--- Start EXTRACTED ENTRIES ---
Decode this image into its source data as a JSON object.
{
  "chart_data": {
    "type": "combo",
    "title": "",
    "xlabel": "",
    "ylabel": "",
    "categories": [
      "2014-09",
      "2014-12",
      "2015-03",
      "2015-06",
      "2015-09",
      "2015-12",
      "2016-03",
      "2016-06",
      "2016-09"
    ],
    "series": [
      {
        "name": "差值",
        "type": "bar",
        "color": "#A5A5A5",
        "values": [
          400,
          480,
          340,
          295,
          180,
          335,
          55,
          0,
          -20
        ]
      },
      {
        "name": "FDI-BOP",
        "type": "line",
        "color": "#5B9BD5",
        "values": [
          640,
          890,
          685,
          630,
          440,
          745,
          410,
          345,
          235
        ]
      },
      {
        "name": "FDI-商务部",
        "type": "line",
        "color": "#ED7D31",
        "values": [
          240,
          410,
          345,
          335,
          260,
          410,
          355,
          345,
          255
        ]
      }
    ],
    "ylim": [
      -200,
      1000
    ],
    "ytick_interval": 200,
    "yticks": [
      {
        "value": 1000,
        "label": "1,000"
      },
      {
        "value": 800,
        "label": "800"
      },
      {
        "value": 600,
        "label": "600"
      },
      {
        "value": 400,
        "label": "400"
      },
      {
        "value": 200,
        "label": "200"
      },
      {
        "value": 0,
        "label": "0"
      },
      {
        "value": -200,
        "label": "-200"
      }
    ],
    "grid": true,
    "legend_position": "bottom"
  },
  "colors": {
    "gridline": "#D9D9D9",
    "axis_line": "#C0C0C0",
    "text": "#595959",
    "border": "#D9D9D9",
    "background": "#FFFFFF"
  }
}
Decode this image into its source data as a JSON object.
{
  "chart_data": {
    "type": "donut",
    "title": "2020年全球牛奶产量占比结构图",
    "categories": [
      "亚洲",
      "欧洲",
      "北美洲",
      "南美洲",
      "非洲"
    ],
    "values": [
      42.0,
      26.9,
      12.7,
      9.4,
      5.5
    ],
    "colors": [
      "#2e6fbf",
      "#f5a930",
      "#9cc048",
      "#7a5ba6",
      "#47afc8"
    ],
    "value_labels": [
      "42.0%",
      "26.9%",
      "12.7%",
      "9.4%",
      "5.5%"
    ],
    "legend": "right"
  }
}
--- End EXTRACTED ENTRIES ---
**GOAL:**
Track down every line of the material containing the string "type", and copy it.

**COMPLETED TASK:**
    "type": "combo",
        "type": "bar",
        "type": "line",
        "type": "line",
    "type": "donut",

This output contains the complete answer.